╭─ Document section

Let me start by showing an example of the ambient levels in the bar. This shot was at Hi 1.0 on my D80 (Approx. ISO 3200) at f/2.8, 1/80s. Pretty ugly since I was shooting with my 70-200 and 200mm at 1/80 is a little, uh...less than optimal. So we see what kind of night I would of have, and if I would have strapped on my Sigma 10-20 which is f/4 at 10mm I would have had to shoot at 1/40 and at 20mm f/5.6 at 1/20. Just not good, and I knew I wanted wide angle and tight shots all night.

The first act up was Tom Beardslee. This is the result of shooting at 1/250 to kill the ambient. I am shooting at f/3.2 (Yes I bumped the command dial I wanted f/2.8, LOL) in order to get the most from the flashes. TTL worked like a charm, the two remote strobes fired away with no correction required from me. The commanding SB800 was set to "--".

The little bit of light that was ambient was provided by the video guys who had two cool little soft boxes with hot light they clamped to the ceiling. I bobbed and weaved every where to avoid getting those things in the mirror behind the performers. Then I decided to use it! Same flash set-up, slowed the shutter speed down to 1/60 to get that ambient hot light where I wanted it, and ta-da instant back light.

Up next Possum Jenkins. This band was great, but more people makes it harder to adjust those lights so teh guy closer to one stand isn't blown out right. Well TTL handles this pretty well. If I had setup using Pocket Wizards I could not have changed the flash power on the units. I would have to shuffle the aperture up and down, which is fine just one more way of doing it. This shot I used the On board SB800 zoomed to 105mm on TTL. The goal was to really throw enough light to make sure the drummers face was lit. The harmonica player is a a little hot on the left, but its OK considering.

Exact same set-up here complete with zoomed on board. The only difference is I rotated around the stage and was directly under the SB800 on stage left, the one with the CTO gel, and I shot in tight.

This could have all been done with the strobes tripped with Pocket Wizards, and adjusting the aperture depending the spot I was shooting at. However CLS and TTL let me focus on my composition. Now this is not to say I didn't keep a check on things to make sure they didn't go wacky on me, because I did. BUt I was very impressed with CLS last night. Other then me positioning myself in spots where I knew the remote strobes wouldn't fire CLS was flawless.

Also, if you find your self shooting in a club, and you have enough strobes, skip the ambient, and light it yourself. And Don't be scared of mirrored walls! Use them, just make sure you keep yourself out of the image.

If you are interested the full set can be seen in my flickr stream now or by visiting THIS SET IN MY STREAM.

Sunday, July 27, 2008

Double Header: Part II, Playing In The Street

Last night I had a great time shooting engagement pictures for a couple who are getting married next April. We all headed out for Downtown to get some fun stuff. I had come up with an idea a few days ago that I wanted to do. I wanted the couple in the street kissing at night. The only problem is how do you light people in the street at night with traffic that you can't stop? It's not as hard as you think.

I know when I am in over my head and need help. My lovely wife came along for fun, and to help carry gear (And yes I know I am lucky. i have a great wife.). My friend Kevin came along to play the role of VAL. So I got out an SB800 popped that bad boy on a light stand with a reflective 45" umbrella. Handed it off to the VAL to hold out over the couple from behind me. Instant mobile boom! Thanks Kevin.

╰─

**Task prompt:** From the photography blog excerpt, return everything from "Last night I" down to "as you think.", copied word for word.

╭─ Supplied entries

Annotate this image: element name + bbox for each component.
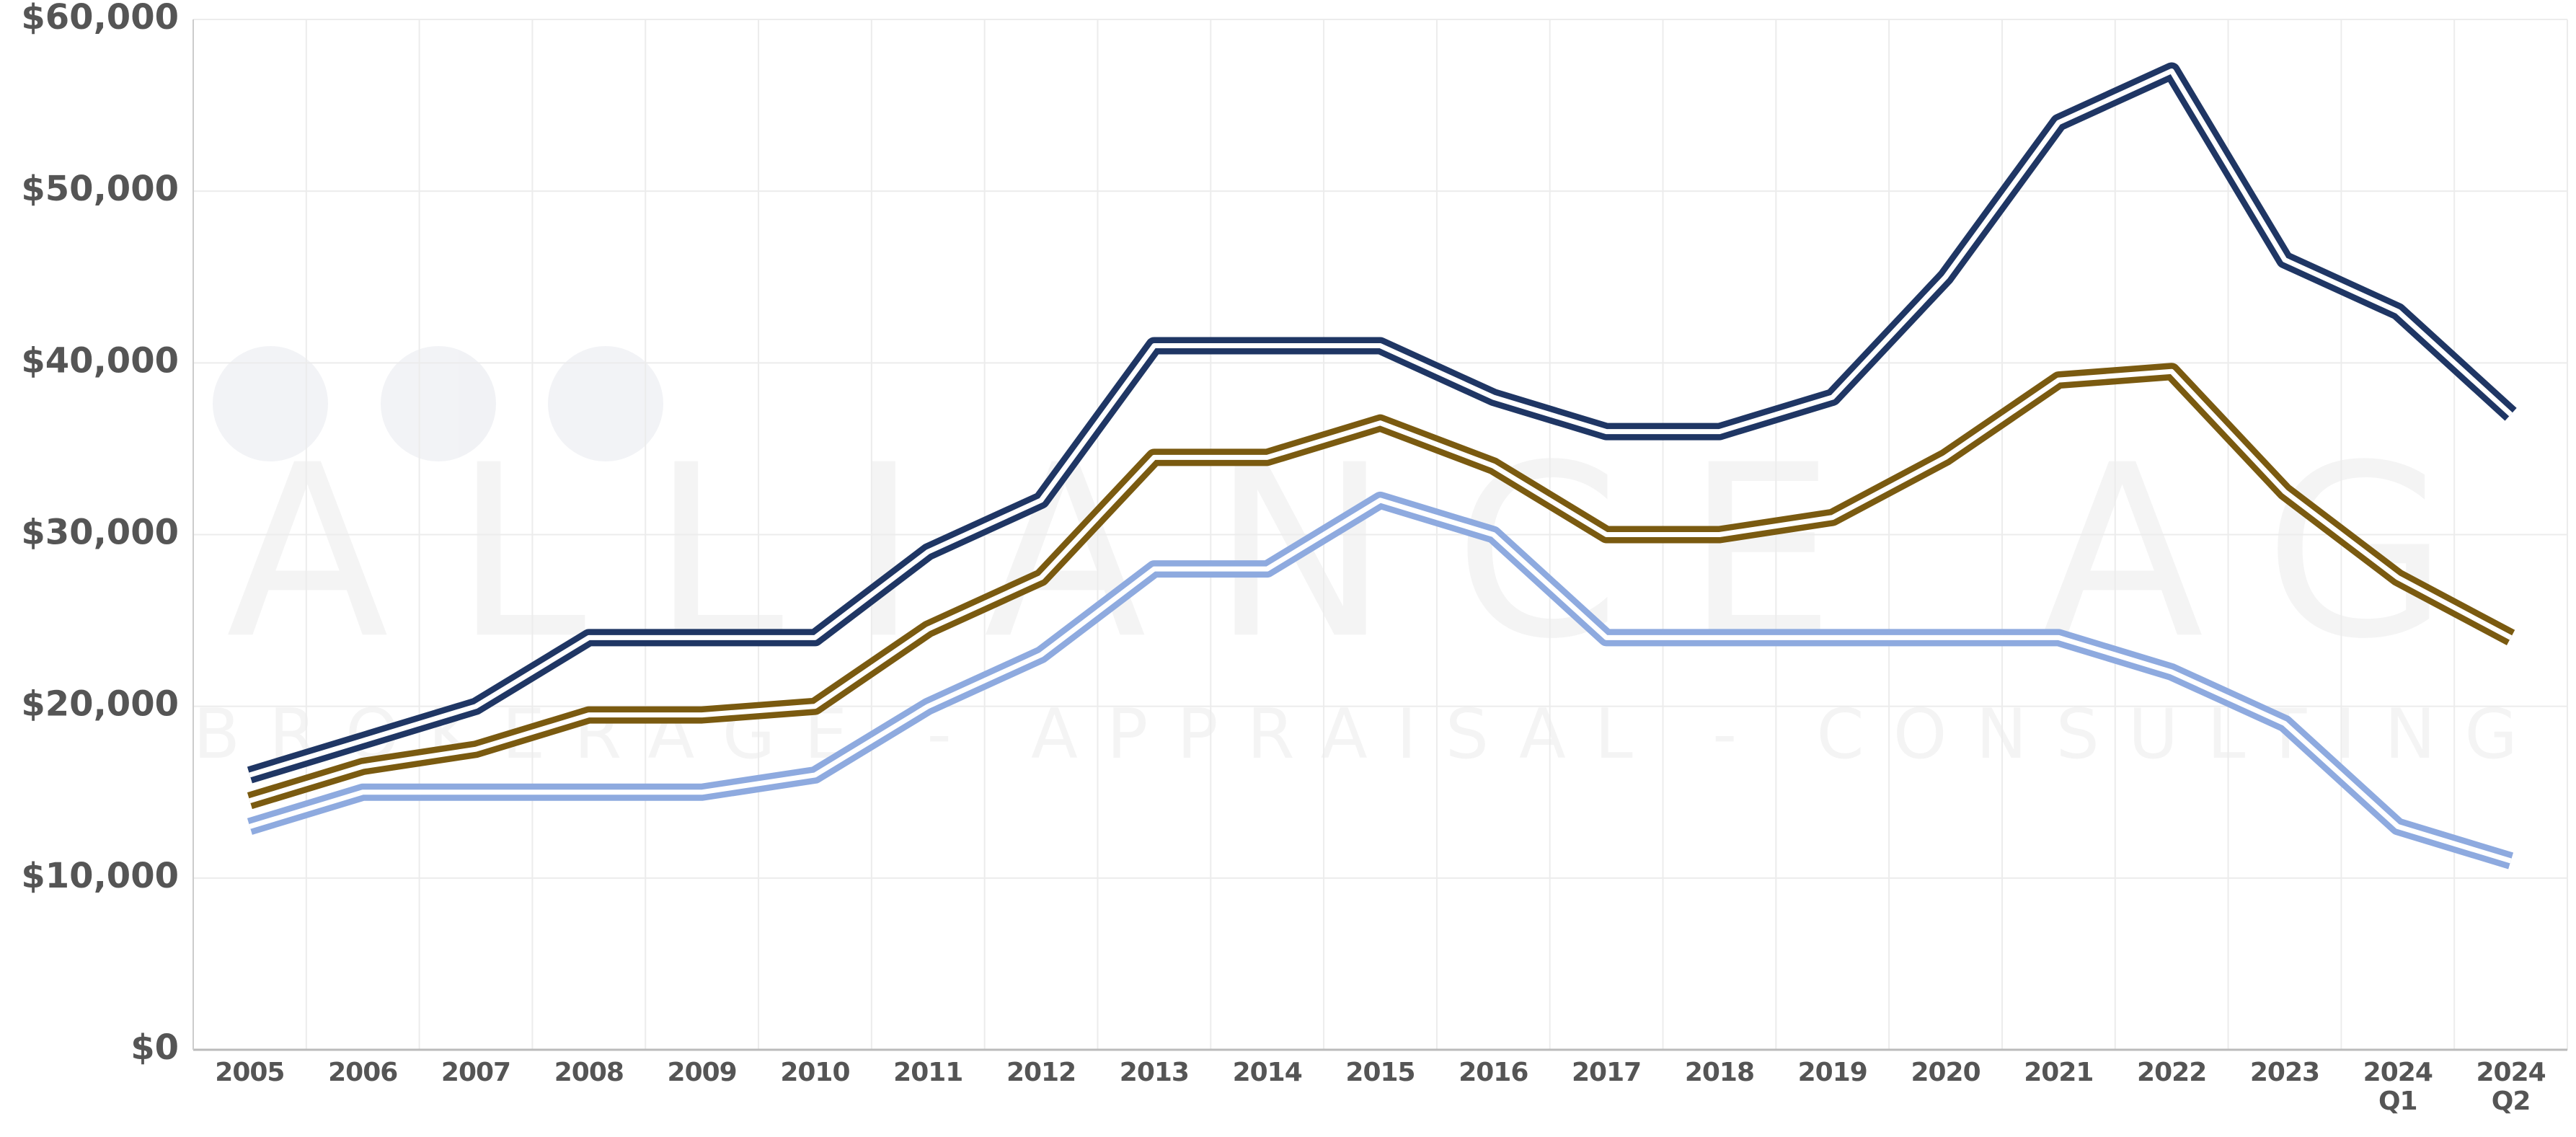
x-tick-label: 2021: [2024, 1058, 2094, 1087]
y-tick-label: $20,000: [21, 684, 179, 725]
x-tick-label: 2006: [328, 1058, 398, 1087]
y-tick-label: $10,000: [21, 856, 179, 896]
x-tick-label: 2015: [1345, 1058, 1415, 1087]
x-tick-label: 2024 Q2: [2476, 1058, 2546, 1116]
watermark-subtitle: BROKERAGE - APPRAISAL - CONSULTING: [193, 695, 2546, 774]
x-tick-label: 2005: [215, 1058, 285, 1087]
series-line-inner: [249, 497, 2512, 864]
x-tick-label: 2023: [2249, 1058, 2320, 1087]
x-tick-label: 2012: [1006, 1058, 1076, 1087]
watermark: [213, 346, 663, 461]
x-tick-label: 2024 Q1: [2363, 1058, 2433, 1116]
y-tick-label: $30,000: [21, 513, 179, 553]
x-tick-label: 2008: [554, 1058, 624, 1087]
x-tick-label: 2019: [1797, 1058, 1868, 1087]
y-tick-label: $40,000: [21, 340, 179, 381]
x-tick-label: 2010: [780, 1058, 850, 1087]
y-tick-label: $50,000: [21, 169, 179, 209]
x-tick-label: 2018: [1684, 1058, 1755, 1087]
watermark-dot: [381, 346, 496, 461]
y-tick-label: $0: [130, 1027, 179, 1068]
x-tick-label: 2016: [1459, 1058, 1528, 1087]
x-tick-label: 2022: [2137, 1058, 2207, 1087]
x-tick-label: 2013: [1119, 1058, 1190, 1087]
series-line-inner: [249, 368, 2513, 804]
x-tick-label: 2020: [1911, 1058, 1980, 1087]
x-tick-label: 2014: [1232, 1058, 1303, 1087]
watermark-dot: [548, 346, 663, 461]
y-tick-label: $60,000: [21, 0, 179, 37]
x-tick-label: 2017: [1572, 1058, 1642, 1087]
x-tick-label: 2011: [893, 1058, 963, 1087]
series-line-inner: [249, 68, 2513, 778]
x-tick-label: 2007: [441, 1058, 511, 1087]
watermark-dot: [213, 346, 328, 461]
x-tick-label: 2009: [667, 1058, 738, 1087]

╰─

**Written answer:**
Last night I had a great time shooting engagement pictures for a couple who are getting married next April. We all headed out for Downtown to get some fun stuff. I had come up with an idea a few days ago that I wanted to do. I wanted the couple in the street kissing at night. The only problem is how do you light people in the street at night with traffic that you can't stop? It's not as hard as you think.